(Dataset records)
## START

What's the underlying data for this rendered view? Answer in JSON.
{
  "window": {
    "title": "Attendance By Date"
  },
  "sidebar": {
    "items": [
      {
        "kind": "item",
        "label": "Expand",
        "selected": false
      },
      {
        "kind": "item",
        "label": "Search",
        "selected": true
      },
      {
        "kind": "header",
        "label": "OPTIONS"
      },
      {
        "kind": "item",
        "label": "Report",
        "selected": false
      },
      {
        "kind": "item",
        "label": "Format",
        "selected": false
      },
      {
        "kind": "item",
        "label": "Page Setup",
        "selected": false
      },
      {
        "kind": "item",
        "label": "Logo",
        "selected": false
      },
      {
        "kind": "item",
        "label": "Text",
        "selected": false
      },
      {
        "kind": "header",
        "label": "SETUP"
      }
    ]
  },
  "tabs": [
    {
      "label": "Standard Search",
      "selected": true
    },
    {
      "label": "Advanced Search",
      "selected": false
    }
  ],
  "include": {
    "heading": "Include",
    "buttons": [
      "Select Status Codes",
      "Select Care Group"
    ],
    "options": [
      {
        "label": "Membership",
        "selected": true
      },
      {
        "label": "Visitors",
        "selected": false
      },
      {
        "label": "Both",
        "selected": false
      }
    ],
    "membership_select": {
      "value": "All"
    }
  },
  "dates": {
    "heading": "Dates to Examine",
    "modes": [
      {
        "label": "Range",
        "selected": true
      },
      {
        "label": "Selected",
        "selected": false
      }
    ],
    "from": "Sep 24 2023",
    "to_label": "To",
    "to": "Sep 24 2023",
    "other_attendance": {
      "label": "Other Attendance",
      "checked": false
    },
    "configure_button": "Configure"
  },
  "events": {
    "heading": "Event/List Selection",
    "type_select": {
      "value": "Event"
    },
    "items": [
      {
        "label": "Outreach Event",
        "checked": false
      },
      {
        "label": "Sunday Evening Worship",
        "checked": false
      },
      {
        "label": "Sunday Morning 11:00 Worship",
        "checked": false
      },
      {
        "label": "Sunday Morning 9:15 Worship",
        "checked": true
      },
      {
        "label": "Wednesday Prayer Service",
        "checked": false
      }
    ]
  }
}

## END
## START

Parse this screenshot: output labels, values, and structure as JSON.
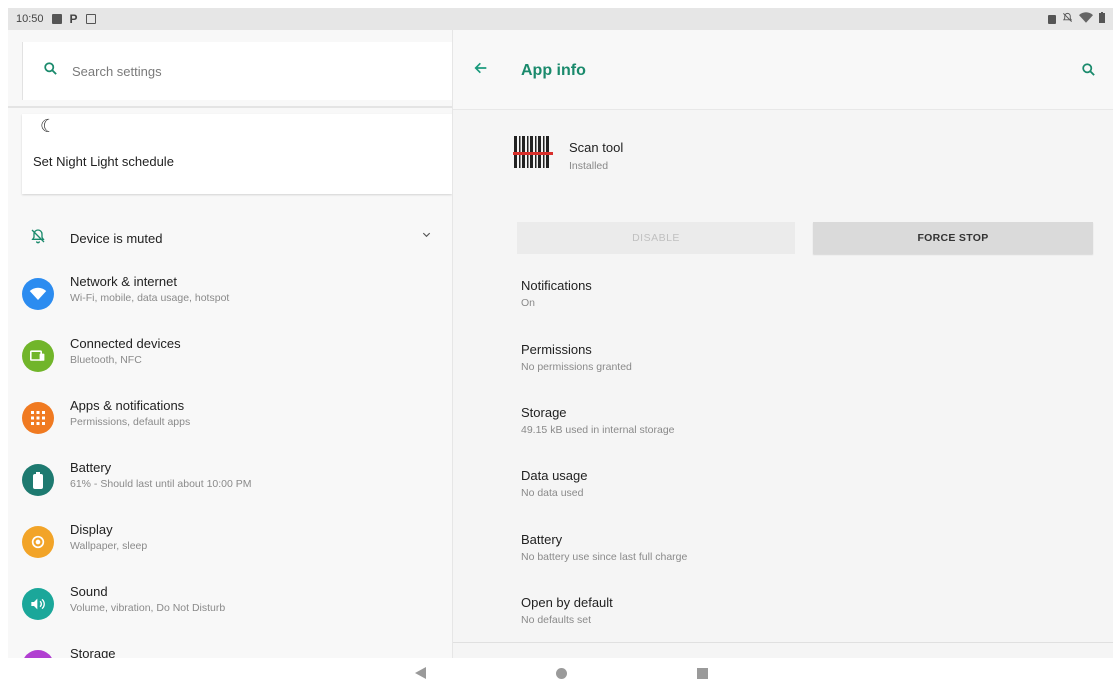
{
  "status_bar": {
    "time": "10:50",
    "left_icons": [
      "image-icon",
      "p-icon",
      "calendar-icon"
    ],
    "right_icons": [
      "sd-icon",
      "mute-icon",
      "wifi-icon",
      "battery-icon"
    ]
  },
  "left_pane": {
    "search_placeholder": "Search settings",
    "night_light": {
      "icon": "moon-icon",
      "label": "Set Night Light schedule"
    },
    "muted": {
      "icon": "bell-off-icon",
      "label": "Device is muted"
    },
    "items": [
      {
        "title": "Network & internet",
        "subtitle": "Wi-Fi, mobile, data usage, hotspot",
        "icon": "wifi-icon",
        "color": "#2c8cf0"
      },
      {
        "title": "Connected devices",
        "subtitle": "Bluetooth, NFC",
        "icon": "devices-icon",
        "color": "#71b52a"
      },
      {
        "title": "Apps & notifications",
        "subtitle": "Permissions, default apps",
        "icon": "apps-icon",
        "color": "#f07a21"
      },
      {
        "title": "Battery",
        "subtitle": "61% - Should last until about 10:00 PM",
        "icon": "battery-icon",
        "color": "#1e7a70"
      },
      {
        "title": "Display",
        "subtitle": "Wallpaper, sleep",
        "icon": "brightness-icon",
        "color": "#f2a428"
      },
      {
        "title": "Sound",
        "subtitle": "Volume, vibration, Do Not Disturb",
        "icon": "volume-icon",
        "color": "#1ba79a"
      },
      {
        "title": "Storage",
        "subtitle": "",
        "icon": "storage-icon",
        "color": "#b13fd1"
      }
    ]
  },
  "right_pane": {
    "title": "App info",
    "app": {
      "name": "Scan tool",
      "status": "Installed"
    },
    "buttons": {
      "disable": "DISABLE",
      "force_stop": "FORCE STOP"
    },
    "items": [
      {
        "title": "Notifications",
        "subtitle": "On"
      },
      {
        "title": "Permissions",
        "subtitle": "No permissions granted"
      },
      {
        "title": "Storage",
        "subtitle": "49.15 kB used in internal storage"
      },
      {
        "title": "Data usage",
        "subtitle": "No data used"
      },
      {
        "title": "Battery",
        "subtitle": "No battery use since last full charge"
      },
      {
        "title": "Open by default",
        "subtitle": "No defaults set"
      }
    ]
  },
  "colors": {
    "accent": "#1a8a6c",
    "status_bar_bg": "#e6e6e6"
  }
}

## END
## START

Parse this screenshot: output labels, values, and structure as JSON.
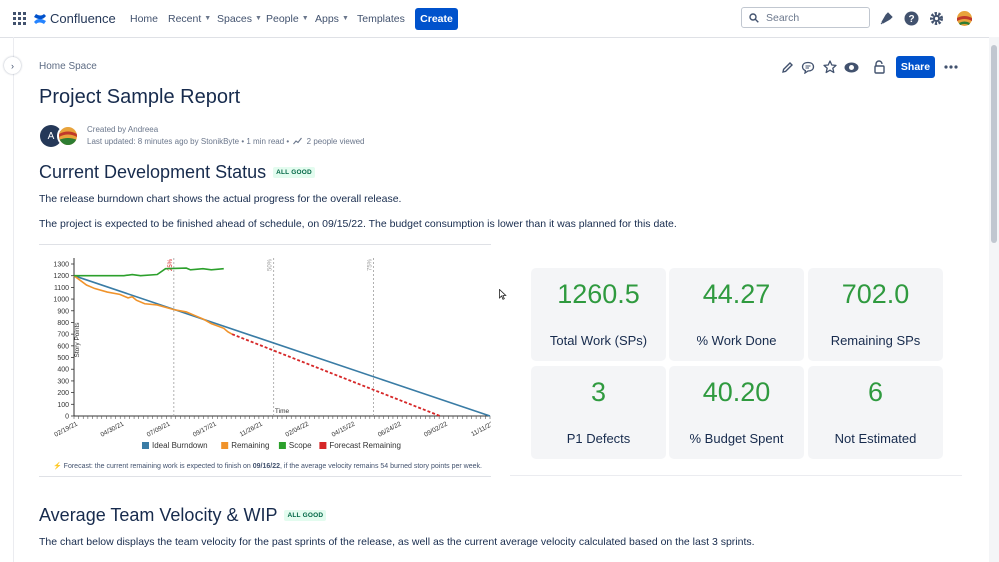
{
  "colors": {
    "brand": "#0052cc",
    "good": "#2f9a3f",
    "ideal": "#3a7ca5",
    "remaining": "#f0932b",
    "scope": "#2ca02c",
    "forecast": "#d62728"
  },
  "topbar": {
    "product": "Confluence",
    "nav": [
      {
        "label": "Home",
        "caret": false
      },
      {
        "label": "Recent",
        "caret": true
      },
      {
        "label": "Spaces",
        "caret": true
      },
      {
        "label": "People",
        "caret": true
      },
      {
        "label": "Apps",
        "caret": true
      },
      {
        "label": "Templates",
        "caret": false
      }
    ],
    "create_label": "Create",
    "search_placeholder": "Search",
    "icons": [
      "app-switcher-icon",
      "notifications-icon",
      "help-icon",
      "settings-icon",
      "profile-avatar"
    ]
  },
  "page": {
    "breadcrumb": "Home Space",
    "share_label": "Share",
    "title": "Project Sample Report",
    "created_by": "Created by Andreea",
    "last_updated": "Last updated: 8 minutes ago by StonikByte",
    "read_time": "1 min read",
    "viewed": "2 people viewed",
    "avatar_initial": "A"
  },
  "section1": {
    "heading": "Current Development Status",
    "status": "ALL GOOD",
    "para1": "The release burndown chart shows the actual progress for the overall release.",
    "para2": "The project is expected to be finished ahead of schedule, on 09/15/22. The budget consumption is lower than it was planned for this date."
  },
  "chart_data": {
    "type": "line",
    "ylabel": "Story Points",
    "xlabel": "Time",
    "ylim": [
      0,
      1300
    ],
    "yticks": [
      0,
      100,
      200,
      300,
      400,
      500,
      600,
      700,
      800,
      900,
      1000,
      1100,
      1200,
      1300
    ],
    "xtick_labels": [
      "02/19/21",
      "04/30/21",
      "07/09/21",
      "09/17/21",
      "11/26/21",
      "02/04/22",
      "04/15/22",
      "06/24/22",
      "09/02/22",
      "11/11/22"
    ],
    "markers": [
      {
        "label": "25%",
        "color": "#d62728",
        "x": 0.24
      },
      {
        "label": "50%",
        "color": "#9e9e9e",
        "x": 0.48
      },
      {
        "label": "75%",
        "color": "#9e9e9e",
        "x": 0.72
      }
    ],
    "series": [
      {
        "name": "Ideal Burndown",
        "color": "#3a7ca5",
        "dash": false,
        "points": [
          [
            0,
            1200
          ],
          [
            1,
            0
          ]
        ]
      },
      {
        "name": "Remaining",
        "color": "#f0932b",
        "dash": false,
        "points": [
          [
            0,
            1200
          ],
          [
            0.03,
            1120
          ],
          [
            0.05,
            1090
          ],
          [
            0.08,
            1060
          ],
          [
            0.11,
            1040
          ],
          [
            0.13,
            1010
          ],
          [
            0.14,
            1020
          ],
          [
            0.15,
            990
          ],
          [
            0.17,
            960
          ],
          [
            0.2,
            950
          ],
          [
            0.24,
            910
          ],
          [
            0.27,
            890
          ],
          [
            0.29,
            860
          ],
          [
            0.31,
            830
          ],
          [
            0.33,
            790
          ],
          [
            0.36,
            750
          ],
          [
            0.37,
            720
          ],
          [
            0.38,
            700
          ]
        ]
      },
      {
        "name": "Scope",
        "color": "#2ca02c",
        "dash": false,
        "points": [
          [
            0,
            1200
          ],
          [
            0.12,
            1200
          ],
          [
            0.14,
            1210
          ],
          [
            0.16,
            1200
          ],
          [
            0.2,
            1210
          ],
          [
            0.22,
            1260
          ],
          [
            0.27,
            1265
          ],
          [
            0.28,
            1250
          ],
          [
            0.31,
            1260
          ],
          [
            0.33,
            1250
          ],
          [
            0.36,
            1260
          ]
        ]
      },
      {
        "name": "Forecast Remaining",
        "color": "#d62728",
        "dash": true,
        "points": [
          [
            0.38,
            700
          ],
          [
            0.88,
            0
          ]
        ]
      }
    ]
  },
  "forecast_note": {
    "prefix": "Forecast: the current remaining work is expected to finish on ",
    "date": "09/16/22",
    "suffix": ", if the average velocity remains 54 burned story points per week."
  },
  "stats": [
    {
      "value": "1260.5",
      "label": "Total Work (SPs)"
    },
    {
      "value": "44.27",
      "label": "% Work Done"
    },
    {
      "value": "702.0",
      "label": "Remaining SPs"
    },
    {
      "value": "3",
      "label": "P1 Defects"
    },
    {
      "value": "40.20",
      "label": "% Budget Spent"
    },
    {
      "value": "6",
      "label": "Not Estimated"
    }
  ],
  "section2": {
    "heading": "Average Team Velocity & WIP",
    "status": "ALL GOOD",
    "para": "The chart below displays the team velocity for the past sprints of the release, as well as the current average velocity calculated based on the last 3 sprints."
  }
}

## END

▶ _TASK DETAILS_: Take each line of the material that contains the word "Worship" and list it.

▶ _FULL ANSWER_:
        "label": "Sunday Evening Worship",
        "label": "Sunday Morning 11:00 Worship",
        "label": "Sunday Morning 9:15 Worship",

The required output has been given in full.